Figure dataset records
** BEGIN **

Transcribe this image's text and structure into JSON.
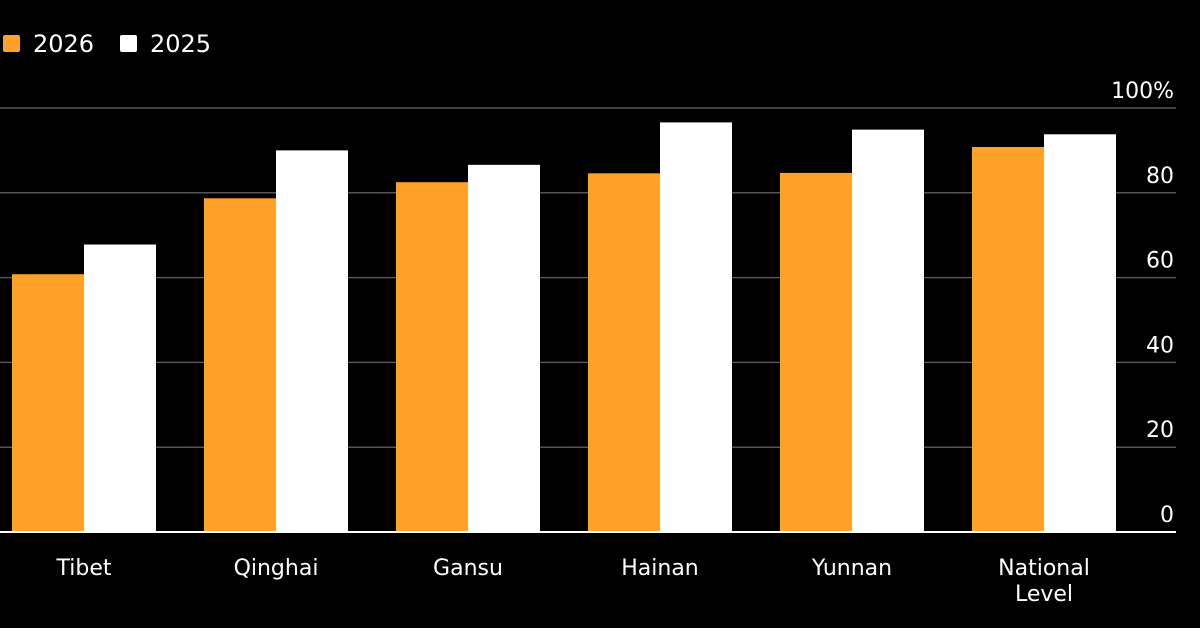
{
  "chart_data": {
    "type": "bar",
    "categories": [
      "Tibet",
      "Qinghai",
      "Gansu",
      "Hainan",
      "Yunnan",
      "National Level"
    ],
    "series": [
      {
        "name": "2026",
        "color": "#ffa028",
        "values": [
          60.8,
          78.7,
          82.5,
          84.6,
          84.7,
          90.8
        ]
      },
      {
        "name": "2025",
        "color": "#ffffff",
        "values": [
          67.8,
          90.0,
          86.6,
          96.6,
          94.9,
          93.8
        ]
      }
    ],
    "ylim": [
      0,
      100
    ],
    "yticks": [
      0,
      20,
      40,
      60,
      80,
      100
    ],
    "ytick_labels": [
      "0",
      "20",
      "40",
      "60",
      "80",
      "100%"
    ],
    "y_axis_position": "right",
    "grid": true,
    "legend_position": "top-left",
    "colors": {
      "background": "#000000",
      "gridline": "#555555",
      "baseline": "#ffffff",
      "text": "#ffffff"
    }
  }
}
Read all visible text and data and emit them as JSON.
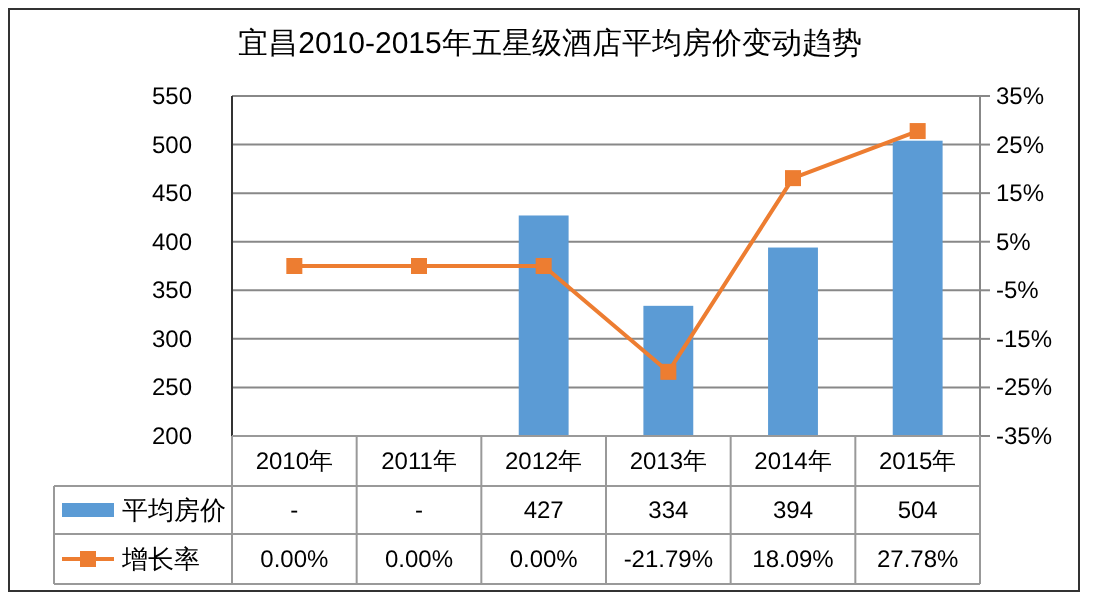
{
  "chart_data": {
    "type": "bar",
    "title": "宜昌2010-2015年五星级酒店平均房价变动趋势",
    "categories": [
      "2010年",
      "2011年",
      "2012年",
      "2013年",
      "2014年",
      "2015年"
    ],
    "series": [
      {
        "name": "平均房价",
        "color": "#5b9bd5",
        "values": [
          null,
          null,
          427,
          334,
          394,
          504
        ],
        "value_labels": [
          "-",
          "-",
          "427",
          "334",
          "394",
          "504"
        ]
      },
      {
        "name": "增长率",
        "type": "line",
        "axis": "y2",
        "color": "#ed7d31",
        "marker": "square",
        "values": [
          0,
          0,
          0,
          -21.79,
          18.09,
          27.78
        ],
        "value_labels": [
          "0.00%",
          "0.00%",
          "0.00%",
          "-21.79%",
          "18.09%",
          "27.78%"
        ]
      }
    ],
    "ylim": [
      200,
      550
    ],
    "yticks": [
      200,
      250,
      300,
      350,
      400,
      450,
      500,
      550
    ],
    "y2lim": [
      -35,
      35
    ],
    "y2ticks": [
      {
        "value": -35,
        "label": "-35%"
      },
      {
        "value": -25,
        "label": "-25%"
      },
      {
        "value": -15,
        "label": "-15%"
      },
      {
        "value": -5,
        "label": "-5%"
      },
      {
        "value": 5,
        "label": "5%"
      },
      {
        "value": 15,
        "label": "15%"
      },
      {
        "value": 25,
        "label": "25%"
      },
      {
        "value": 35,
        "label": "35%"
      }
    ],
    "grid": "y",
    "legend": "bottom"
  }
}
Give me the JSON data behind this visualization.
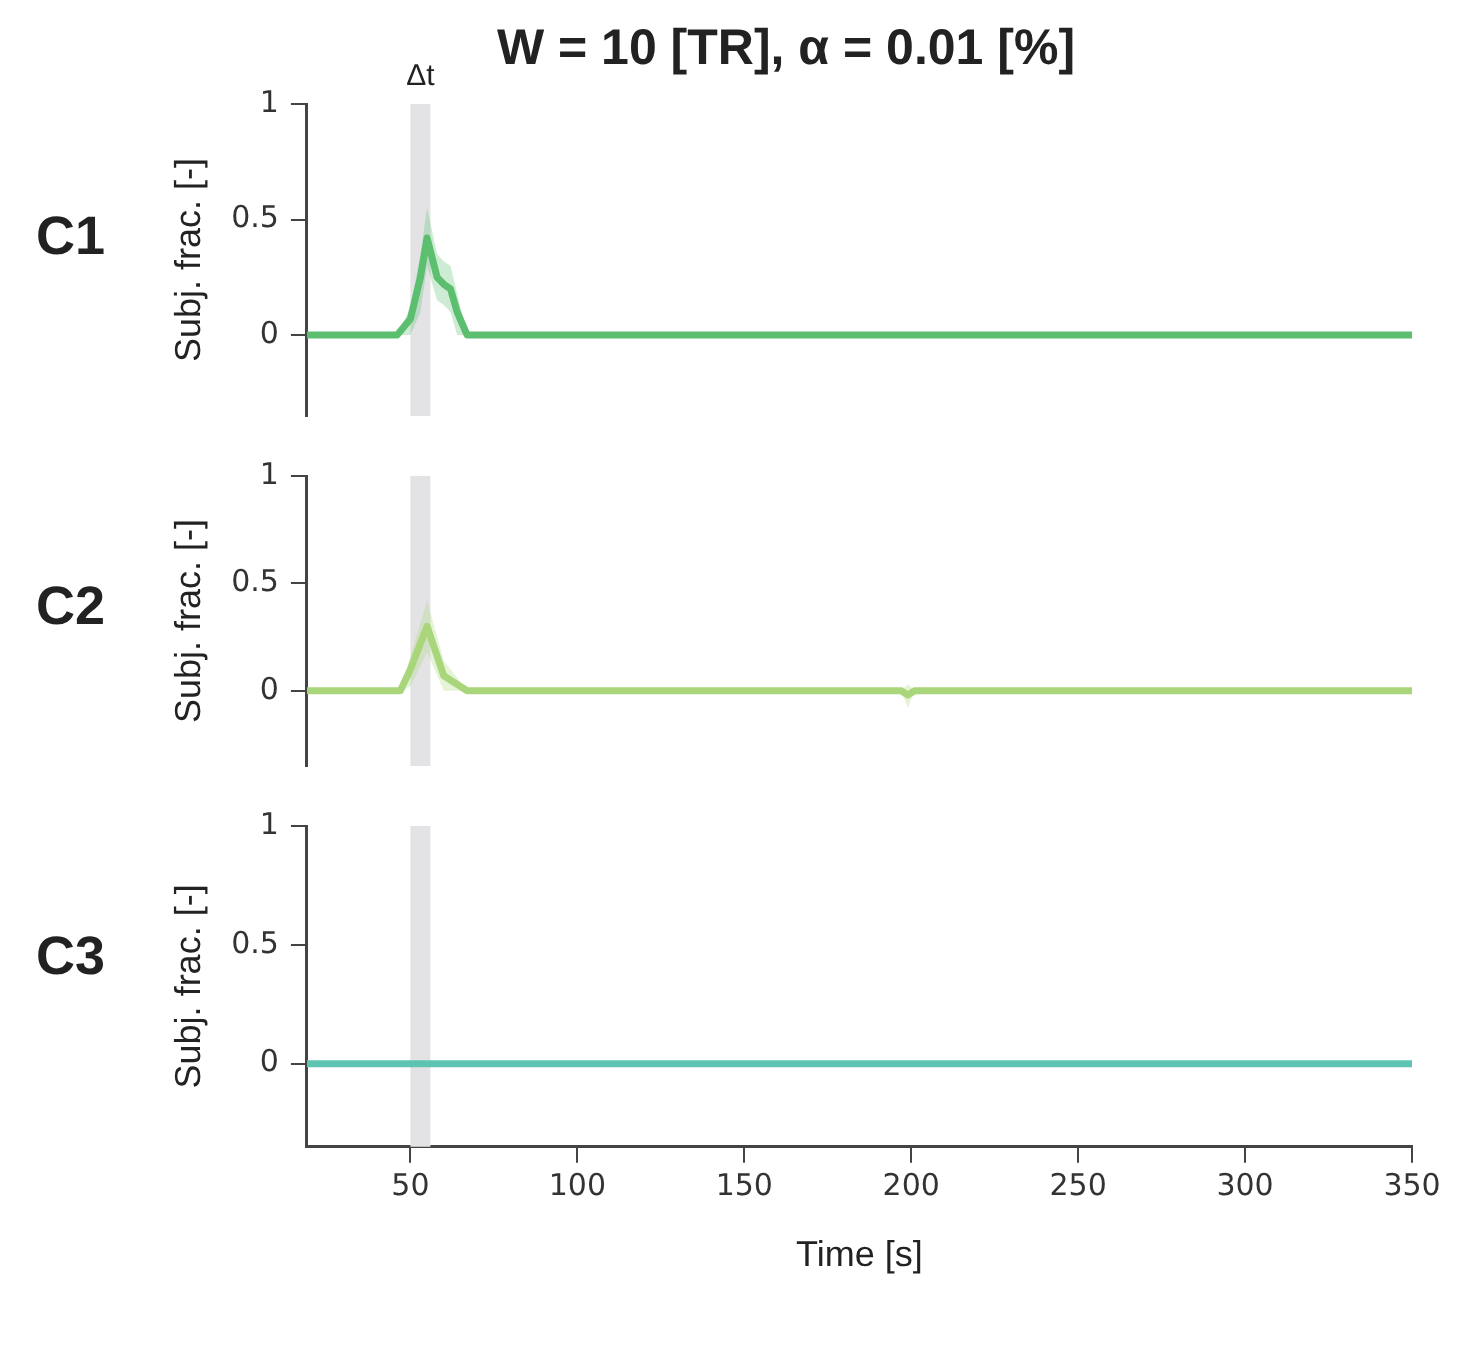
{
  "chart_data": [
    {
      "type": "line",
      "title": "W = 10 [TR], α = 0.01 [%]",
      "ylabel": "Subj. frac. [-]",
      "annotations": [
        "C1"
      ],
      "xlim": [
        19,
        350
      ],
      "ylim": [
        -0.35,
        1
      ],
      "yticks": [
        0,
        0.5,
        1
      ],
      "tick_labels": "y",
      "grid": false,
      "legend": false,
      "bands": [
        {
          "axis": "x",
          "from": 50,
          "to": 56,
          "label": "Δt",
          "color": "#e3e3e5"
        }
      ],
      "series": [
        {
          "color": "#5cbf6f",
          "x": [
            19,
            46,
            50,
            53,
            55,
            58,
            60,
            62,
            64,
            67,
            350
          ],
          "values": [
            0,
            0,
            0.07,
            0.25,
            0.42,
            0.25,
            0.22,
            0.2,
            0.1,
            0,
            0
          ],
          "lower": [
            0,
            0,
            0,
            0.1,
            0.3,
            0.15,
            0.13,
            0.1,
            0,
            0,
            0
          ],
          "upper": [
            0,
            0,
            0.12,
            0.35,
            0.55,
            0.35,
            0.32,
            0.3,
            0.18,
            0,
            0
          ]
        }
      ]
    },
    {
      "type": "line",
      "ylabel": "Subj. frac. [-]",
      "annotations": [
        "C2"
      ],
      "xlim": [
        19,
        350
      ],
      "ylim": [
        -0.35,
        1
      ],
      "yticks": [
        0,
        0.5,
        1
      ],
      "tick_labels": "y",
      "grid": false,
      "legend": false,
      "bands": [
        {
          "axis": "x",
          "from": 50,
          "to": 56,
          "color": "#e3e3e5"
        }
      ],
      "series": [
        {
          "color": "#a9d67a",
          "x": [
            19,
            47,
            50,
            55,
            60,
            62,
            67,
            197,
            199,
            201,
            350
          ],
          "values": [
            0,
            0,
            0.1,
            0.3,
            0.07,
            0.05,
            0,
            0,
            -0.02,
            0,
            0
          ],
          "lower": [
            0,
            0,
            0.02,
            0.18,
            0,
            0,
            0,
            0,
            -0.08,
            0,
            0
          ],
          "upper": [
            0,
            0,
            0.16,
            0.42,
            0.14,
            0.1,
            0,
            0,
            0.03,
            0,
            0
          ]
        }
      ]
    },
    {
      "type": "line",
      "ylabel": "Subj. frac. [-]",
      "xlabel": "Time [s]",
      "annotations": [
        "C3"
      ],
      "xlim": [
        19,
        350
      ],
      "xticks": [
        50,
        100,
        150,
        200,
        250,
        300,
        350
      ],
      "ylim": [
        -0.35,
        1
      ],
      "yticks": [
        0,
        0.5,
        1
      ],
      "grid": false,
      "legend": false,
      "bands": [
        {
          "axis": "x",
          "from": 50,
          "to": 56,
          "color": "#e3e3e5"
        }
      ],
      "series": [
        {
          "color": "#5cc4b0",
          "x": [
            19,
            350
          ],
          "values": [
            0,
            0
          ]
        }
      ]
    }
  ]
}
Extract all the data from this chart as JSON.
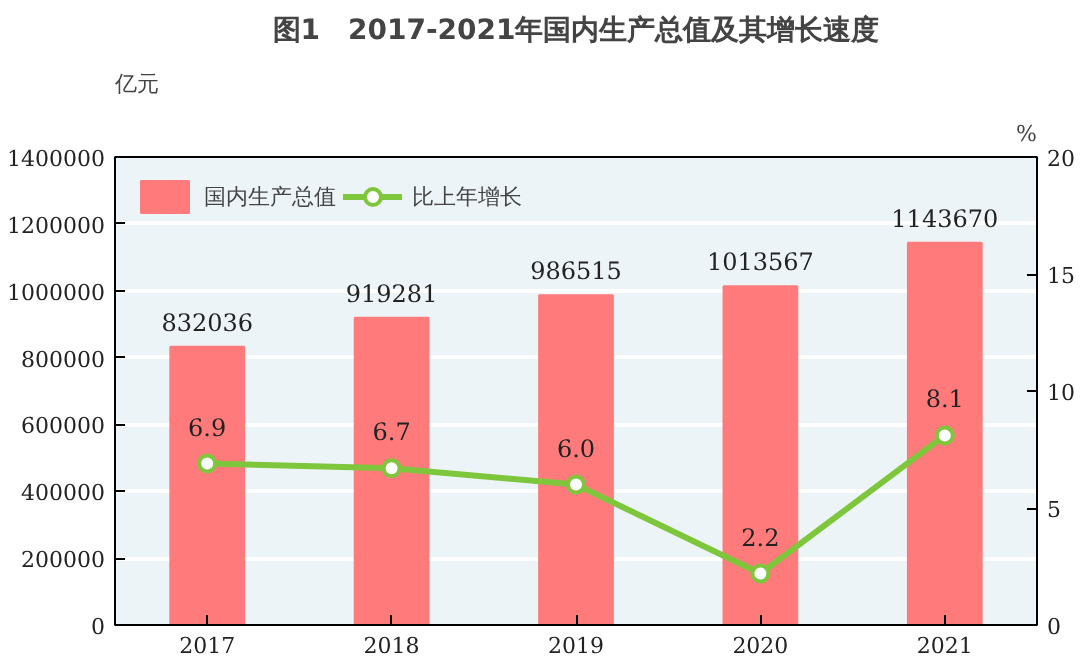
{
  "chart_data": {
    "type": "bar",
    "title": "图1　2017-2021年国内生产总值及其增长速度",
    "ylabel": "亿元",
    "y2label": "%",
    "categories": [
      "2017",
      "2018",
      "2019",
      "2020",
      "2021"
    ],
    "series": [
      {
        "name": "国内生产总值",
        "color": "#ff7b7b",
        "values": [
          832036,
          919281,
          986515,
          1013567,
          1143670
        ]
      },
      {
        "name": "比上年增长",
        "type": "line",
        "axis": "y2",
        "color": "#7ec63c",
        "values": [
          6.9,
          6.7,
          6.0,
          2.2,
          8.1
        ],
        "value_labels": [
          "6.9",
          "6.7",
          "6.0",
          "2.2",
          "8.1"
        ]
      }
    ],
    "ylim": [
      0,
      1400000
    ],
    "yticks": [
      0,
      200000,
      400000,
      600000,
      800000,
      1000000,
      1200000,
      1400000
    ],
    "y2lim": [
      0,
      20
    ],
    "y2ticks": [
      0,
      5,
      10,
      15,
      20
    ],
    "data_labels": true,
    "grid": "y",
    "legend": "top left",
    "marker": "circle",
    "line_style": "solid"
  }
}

** END **

• _SET TASK_: Do not include the images; transcribe the rest of the listing exactly.

• _IN RESPONSE_:
Transcribe this image's text and structure into JSON.
{
  "chart_data": {
    "type": "bar",
    "categories": [
      "Tibet",
      "Qinghai",
      "Gansu",
      "Hainan",
      "Yunnan",
      "National Level"
    ],
    "series": [
      {
        "name": "2026",
        "color": "#ffa028",
        "values": [
          60.8,
          78.7,
          82.5,
          84.6,
          84.7,
          90.8
        ]
      },
      {
        "name": "2025",
        "color": "#ffffff",
        "values": [
          67.8,
          90.0,
          86.6,
          96.6,
          94.9,
          93.8
        ]
      }
    ],
    "ylim": [
      0,
      100
    ],
    "yticks": [
      0,
      20,
      40,
      60,
      80,
      100
    ],
    "ytick_labels": [
      "0",
      "20",
      "40",
      "60",
      "80",
      "100%"
    ],
    "y_axis_position": "right",
    "grid": true,
    "legend_position": "top-left",
    "colors": {
      "background": "#000000",
      "gridline": "#555555",
      "baseline": "#ffffff",
      "text": "#ffffff"
    }
  }
}
Read all visible text and data and emit them as JSON.
{
  "chart_data": {
    "type": "bar",
    "title": "宜昌2010-2015年五星级酒店平均房价变动趋势",
    "categories": [
      "2010年",
      "2011年",
      "2012年",
      "2013年",
      "2014年",
      "2015年"
    ],
    "series": [
      {
        "name": "平均房价",
        "color": "#5b9bd5",
        "values": [
          null,
          null,
          427,
          334,
          394,
          504
        ],
        "value_labels": [
          "-",
          "-",
          "427",
          "334",
          "394",
          "504"
        ]
      },
      {
        "name": "增长率",
        "type": "line",
        "axis": "y2",
        "color": "#ed7d31",
        "marker": "square",
        "values": [
          0,
          0,
          0,
          -21.79,
          18.09,
          27.78
        ],
        "value_labels": [
          "0.00%",
          "0.00%",
          "0.00%",
          "-21.79%",
          "18.09%",
          "27.78%"
        ]
      }
    ],
    "ylim": [
      200,
      550
    ],
    "yticks": [
      200,
      250,
      300,
      350,
      400,
      450,
      500,
      550
    ],
    "y2lim": [
      -35,
      35
    ],
    "y2ticks": [
      {
        "value": -35,
        "label": "-35%"
      },
      {
        "value": -25,
        "label": "-25%"
      },
      {
        "value": -15,
        "label": "-15%"
      },
      {
        "value": -5,
        "label": "-5%"
      },
      {
        "value": 5,
        "label": "5%"
      },
      {
        "value": 15,
        "label": "15%"
      },
      {
        "value": 25,
        "label": "25%"
      },
      {
        "value": 35,
        "label": "35%"
      }
    ],
    "grid": "y",
    "legend": "bottom"
  }
}
Give me the JSON data behind this visualization.
{
  "chart_data": [
    {
      "type": "line",
      "title": "W = 10 [TR], α = 0.01 [%]",
      "ylabel": "Subj. frac. [-]",
      "annotations": [
        "C1"
      ],
      "xlim": [
        19,
        350
      ],
      "ylim": [
        -0.35,
        1
      ],
      "yticks": [
        0,
        0.5,
        1
      ],
      "tick_labels": "y",
      "grid": false,
      "legend": false,
      "bands": [
        {
          "axis": "x",
          "from": 50,
          "to": 56,
          "label": "Δt",
          "color": "#e3e3e5"
        }
      ],
      "series": [
        {
          "color": "#5cbf6f",
          "x": [
            19,
            46,
            50,
            53,
            55,
            58,
            60,
            62,
            64,
            67,
            350
          ],
          "values": [
            0,
            0,
            0.07,
            0.25,
            0.42,
            0.25,
            0.22,
            0.2,
            0.1,
            0,
            0
          ],
          "lower": [
            0,
            0,
            0,
            0.1,
            0.3,
            0.15,
            0.13,
            0.1,
            0,
            0,
            0
          ],
          "upper": [
            0,
            0,
            0.12,
            0.35,
            0.55,
            0.35,
            0.32,
            0.3,
            0.18,
            0,
            0
          ]
        }
      ]
    },
    {
      "type": "line",
      "ylabel": "Subj. frac. [-]",
      "annotations": [
        "C2"
      ],
      "xlim": [
        19,
        350
      ],
      "ylim": [
        -0.35,
        1
      ],
      "yticks": [
        0,
        0.5,
        1
      ],
      "tick_labels": "y",
      "grid": false,
      "legend": false,
      "bands": [
        {
          "axis": "x",
          "from": 50,
          "to": 56,
          "color": "#e3e3e5"
        }
      ],
      "series": [
        {
          "color": "#a9d67a",
          "x": [
            19,
            47,
            50,
            55,
            60,
            62,
            67,
            197,
            199,
            201,
            350
          ],
          "values": [
            0,
            0,
            0.1,
            0.3,
            0.07,
            0.05,
            0,
            0,
            -0.02,
            0,
            0
          ],
          "lower": [
            0,
            0,
            0.02,
            0.18,
            0,
            0,
            0,
            0,
            -0.08,
            0,
            0
          ],
          "upper": [
            0,
            0,
            0.16,
            0.42,
            0.14,
            0.1,
            0,
            0,
            0.03,
            0,
            0
          ]
        }
      ]
    },
    {
      "type": "line",
      "ylabel": "Subj. frac. [-]",
      "xlabel": "Time [s]",
      "annotations": [
        "C3"
      ],
      "xlim": [
        19,
        350
      ],
      "xticks": [
        50,
        100,
        150,
        200,
        250,
        300,
        350
      ],
      "ylim": [
        -0.35,
        1
      ],
      "yticks": [
        0,
        0.5,
        1
      ],
      "grid": false,
      "legend": false,
      "bands": [
        {
          "axis": "x",
          "from": 50,
          "to": 56,
          "color": "#e3e3e5"
        }
      ],
      "series": [
        {
          "color": "#5cc4b0",
          "x": [
            19,
            350
          ],
          "values": [
            0,
            0
          ]
        }
      ]
    }
  ]
}
Extract all the data from this chart as JSON.
{
  "chart_data": {
    "type": "bar",
    "title": "图1　2017-2021年国内生产总值及其增长速度",
    "ylabel": "亿元",
    "y2label": "%",
    "categories": [
      "2017",
      "2018",
      "2019",
      "2020",
      "2021"
    ],
    "series": [
      {
        "name": "国内生产总值",
        "color": "#ff7b7b",
        "values": [
          832036,
          919281,
          986515,
          1013567,
          1143670
        ]
      },
      {
        "name": "比上年增长",
        "type": "line",
        "axis": "y2",
        "color": "#7ec63c",
        "values": [
          6.9,
          6.7,
          6.0,
          2.2,
          8.1
        ],
        "value_labels": [
          "6.9",
          "6.7",
          "6.0",
          "2.2",
          "8.1"
        ]
      }
    ],
    "ylim": [
      0,
      1400000
    ],
    "yticks": [
      0,
      200000,
      400000,
      600000,
      800000,
      1000000,
      1200000,
      1400000
    ],
    "y2lim": [
      0,
      20
    ],
    "y2ticks": [
      0,
      5,
      10,
      15,
      20
    ],
    "data_labels": true,
    "grid": "y",
    "legend": "top left",
    "marker": "circle",
    "line_style": "solid"
  }
}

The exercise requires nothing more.